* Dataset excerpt

[start]

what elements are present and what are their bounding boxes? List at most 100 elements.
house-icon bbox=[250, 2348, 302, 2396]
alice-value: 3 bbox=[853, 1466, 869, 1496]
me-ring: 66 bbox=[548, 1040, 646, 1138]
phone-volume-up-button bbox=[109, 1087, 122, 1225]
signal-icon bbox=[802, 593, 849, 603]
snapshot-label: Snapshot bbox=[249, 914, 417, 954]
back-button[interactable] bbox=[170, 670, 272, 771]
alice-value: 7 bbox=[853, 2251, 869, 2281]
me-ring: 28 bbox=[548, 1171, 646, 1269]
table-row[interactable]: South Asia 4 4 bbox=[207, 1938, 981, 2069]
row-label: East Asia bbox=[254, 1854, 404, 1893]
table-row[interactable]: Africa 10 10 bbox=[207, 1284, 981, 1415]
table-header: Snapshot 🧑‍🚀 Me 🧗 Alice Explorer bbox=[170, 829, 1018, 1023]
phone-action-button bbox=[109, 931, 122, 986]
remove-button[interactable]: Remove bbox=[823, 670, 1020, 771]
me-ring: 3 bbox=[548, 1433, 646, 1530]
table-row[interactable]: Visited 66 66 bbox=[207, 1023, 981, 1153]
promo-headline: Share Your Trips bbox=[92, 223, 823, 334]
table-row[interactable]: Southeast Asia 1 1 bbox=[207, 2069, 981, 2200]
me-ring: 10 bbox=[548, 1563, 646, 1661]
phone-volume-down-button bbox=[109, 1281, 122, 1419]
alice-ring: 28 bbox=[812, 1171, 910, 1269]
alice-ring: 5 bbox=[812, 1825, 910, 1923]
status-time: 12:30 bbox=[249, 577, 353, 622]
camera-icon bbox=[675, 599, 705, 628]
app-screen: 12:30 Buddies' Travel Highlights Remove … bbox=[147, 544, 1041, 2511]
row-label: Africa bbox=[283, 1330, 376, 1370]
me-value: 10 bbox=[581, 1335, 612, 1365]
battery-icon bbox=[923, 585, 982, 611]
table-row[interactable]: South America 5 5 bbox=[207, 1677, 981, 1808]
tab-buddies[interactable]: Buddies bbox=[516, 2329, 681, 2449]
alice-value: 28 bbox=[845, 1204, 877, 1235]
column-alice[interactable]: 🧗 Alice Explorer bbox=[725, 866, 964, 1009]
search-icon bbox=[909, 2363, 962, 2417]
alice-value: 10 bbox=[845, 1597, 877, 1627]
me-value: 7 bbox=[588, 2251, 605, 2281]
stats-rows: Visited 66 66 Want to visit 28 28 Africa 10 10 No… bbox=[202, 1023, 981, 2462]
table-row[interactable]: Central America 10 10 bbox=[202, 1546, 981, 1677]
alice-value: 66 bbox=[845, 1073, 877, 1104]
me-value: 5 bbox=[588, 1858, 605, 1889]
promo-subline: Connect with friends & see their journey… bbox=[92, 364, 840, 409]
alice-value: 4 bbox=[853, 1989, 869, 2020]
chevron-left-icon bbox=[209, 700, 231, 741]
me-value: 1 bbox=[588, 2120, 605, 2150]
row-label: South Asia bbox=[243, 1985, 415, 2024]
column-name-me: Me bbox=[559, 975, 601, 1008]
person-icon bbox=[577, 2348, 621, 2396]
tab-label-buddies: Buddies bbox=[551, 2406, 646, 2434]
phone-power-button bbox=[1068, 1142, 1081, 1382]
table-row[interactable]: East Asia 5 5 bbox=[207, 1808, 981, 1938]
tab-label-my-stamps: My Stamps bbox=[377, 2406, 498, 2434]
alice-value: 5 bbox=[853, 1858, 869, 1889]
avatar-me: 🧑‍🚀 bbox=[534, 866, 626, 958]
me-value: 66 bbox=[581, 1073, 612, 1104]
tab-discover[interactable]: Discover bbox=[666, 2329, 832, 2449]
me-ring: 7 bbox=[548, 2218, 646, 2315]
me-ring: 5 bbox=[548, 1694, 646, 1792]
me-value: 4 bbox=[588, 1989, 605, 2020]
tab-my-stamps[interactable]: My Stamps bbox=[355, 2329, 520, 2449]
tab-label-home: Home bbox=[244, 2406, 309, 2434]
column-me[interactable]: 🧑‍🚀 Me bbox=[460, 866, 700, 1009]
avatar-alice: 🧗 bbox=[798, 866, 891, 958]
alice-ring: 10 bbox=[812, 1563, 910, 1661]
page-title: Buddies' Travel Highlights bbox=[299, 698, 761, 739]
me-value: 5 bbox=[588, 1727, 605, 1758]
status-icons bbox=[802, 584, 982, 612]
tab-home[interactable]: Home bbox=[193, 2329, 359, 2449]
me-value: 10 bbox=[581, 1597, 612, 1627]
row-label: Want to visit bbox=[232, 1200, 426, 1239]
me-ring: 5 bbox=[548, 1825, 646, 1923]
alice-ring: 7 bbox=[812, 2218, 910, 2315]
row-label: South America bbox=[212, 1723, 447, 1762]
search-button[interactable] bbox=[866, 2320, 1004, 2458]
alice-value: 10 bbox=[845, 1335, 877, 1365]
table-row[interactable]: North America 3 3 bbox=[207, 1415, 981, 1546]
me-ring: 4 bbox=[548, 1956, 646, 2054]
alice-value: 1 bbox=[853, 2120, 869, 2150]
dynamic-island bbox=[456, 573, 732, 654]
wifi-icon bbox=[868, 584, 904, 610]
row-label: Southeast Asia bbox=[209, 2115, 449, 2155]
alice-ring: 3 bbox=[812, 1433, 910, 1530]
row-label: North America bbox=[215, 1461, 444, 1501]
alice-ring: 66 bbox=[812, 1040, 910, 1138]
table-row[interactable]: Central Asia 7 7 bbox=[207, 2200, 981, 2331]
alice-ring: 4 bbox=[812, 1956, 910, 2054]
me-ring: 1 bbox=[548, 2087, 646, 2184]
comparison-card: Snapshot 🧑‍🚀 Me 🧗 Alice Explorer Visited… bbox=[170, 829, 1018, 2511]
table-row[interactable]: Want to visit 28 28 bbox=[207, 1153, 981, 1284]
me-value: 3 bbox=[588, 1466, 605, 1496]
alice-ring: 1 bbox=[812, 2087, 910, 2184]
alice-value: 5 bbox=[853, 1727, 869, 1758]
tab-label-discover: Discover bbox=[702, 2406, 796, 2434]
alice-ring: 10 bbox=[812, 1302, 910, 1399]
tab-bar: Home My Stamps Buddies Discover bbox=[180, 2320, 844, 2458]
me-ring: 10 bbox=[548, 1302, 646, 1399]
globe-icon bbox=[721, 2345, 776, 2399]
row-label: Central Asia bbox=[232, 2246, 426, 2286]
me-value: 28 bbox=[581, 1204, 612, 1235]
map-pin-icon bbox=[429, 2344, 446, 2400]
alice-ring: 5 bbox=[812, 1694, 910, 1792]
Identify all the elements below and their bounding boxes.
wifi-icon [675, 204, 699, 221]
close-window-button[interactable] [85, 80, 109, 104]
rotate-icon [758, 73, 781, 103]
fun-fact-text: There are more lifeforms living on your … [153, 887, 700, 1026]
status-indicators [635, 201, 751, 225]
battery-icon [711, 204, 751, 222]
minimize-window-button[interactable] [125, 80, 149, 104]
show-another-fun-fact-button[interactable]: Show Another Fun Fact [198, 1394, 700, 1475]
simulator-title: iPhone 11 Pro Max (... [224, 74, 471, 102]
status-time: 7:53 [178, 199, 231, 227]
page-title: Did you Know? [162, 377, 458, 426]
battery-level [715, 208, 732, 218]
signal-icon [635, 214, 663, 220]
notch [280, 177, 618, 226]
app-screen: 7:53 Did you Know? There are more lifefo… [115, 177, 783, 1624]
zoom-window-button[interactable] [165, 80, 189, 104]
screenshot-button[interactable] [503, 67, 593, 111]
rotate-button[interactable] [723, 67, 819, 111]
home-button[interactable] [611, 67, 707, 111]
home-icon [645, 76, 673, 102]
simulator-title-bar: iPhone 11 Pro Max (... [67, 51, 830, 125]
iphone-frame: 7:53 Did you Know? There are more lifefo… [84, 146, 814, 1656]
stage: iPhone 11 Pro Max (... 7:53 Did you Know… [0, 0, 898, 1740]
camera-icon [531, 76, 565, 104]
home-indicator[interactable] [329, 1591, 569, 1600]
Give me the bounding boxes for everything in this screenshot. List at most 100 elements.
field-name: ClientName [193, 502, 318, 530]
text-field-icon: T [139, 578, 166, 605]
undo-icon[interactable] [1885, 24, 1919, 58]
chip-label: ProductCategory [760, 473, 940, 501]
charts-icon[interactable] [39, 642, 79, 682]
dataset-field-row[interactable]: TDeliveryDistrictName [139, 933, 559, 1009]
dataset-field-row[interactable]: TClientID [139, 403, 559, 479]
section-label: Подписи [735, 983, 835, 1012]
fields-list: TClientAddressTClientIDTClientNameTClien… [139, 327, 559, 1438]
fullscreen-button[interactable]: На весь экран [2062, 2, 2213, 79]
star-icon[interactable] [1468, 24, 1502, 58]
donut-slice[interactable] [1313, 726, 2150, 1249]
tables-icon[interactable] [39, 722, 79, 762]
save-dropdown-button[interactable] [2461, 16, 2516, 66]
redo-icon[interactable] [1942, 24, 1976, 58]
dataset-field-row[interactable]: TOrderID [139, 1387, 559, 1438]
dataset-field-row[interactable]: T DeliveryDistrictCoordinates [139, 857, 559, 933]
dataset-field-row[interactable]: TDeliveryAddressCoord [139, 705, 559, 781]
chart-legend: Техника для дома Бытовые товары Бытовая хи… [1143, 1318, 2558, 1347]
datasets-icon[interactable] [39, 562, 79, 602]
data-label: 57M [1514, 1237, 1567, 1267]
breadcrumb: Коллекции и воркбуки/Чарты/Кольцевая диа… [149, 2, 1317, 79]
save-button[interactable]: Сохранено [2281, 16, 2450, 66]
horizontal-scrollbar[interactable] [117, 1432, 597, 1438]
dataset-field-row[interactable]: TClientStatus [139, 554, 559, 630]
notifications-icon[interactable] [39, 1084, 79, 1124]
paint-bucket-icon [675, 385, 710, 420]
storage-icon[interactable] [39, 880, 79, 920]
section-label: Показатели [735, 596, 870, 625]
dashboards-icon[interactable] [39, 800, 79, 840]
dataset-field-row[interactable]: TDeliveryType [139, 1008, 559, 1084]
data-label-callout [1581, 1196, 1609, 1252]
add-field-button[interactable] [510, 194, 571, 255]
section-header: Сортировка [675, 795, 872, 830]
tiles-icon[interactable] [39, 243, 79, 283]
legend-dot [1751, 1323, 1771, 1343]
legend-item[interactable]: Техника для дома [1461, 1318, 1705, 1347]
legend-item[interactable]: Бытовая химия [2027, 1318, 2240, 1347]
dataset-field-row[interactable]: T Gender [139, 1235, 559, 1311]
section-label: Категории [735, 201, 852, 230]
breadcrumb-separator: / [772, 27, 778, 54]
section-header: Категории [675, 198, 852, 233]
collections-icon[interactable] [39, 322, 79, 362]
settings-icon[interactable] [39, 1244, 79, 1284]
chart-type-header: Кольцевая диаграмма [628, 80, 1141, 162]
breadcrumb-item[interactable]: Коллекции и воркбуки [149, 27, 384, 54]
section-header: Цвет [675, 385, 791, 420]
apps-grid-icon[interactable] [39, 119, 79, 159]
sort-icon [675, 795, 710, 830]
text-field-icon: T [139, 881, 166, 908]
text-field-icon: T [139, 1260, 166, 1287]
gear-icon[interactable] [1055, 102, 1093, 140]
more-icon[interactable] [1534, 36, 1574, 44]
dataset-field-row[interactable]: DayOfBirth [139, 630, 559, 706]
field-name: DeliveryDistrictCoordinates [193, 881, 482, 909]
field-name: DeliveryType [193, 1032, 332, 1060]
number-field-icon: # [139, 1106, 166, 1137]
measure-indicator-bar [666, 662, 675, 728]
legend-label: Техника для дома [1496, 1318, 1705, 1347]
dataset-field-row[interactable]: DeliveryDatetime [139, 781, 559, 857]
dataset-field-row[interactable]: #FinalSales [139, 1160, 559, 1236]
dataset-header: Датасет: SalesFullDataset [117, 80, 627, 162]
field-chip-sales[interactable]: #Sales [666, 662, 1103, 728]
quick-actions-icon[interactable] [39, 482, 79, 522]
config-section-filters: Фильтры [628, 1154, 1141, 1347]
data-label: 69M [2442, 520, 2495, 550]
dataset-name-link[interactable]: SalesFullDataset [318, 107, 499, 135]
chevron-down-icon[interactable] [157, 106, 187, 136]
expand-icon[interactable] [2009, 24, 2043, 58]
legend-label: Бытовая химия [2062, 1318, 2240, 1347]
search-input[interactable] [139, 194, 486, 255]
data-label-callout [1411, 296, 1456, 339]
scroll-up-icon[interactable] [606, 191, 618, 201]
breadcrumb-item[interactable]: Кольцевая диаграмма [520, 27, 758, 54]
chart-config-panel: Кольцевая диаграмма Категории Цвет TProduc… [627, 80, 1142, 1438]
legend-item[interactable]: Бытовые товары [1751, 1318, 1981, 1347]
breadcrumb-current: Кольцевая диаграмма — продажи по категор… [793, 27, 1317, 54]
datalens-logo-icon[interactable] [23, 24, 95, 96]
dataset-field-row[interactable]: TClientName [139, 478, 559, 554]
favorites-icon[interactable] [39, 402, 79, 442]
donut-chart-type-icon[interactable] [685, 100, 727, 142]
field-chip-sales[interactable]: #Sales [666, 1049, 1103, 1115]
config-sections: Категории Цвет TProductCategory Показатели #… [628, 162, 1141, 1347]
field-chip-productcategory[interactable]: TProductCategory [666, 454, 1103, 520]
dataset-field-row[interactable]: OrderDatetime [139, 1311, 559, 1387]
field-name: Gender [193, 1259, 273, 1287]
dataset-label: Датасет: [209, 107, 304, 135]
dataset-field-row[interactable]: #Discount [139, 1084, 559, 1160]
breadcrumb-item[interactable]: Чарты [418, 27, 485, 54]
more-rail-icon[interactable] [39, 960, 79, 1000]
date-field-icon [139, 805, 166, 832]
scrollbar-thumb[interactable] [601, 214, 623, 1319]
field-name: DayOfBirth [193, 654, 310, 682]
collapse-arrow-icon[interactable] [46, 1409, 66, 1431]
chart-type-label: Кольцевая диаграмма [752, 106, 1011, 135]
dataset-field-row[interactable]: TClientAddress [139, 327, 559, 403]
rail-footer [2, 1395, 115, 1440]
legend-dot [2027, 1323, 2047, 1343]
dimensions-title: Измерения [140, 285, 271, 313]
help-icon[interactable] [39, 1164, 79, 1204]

[end]

* WHAT THE TASK ASKS
Reproduce every line of the records from the very first line through the line containing "phone-volume-up-button bbox=[109, 1087, 122, 1225]", including both.

* TASK RESULT
what elements are present and what are their bounding boxes? List at most 100 elements.
house-icon bbox=[250, 2348, 302, 2396]
alice-value: 3 bbox=[853, 1466, 869, 1496]
me-ring: 66 bbox=[548, 1040, 646, 1138]
phone-volume-up-button bbox=[109, 1087, 122, 1225]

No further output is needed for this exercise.